# Queue Overload - Testing
## Navigation
1. [Problem](https://hackmd.io/@jwdunne/HJXyhNY4h)
2. [Observability](https://hackmd.io/@jwdunne/S1pJ1CgHn)
3. [Testing](https://hackmd.io/@jwdunne/H1zKkAeSn)
4. [Throughput optimisation opportunities](https://hackmd.io/@jwdunne/H1h2k0xH3)
5. [Backpressure](https://hackmd.io/@jwdunne/B1WZeCeBh)
6. [Load shedding](https://hackmd.io/@jwdunne/BJB4MReH2)
7. [Autoscaling](https://hackmd.io/@jwdunne/Bkw_zAxHn)
## Solution
Simulating queue overload as a "fire-drill" would test our mechanisms, taking inspiration from Netflix's Chaos Monkey. This could be performed once a month and/or as and when required.

## STATED GOAL
Go on with the queue overload testing text from the point where it stops. The data shown next has no connection to the text on queue overload testing.

## RECORDED DATA

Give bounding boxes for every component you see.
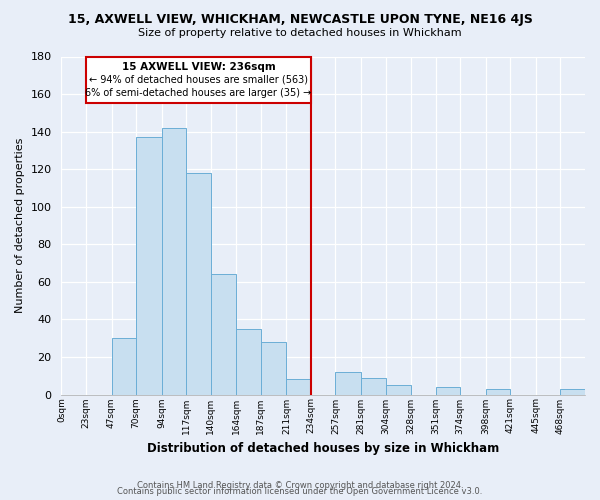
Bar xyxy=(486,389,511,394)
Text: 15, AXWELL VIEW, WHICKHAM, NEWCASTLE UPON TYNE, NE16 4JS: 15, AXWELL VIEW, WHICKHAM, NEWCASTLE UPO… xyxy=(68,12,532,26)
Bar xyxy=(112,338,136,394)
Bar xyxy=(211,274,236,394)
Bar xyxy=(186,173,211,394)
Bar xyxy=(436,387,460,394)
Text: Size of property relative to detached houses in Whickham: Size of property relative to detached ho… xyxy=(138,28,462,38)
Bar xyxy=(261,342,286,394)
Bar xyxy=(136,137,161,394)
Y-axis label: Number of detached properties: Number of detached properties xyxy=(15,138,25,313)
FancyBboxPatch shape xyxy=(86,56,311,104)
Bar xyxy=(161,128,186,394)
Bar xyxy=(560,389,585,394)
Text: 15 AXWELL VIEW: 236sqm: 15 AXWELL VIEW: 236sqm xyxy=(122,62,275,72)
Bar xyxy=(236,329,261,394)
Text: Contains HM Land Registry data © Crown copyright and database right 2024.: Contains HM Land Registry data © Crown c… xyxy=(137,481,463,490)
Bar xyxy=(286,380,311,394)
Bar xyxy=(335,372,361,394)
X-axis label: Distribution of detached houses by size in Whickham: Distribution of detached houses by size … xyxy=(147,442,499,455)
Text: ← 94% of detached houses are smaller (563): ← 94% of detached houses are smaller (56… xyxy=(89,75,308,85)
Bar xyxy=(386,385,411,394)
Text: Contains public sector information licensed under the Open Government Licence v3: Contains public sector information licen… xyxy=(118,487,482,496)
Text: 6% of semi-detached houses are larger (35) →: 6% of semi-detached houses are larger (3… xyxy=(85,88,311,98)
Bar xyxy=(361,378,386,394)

## ANSWER TO THIS EXERCISE
A “busywork machine” could generate $N$ jobs at a variable rate that occupies a worker for a variable amount of time over a fixed timespan. This should be enough to trigger:
* Alerts
* Overloading mechanisms
* Overloaded mechanisms
* Auto-scaling
We would set a configurable upper limit on how long the process generates jobs for so that it doesn't cause hours of disruption.
One busywork job could be designed to occupy a worker indefinitely, or cause it to terminate.
This would tell us whether our mechanisms are working, whether they need fine-tuning or if we have missed implementing these mechanisms on new code.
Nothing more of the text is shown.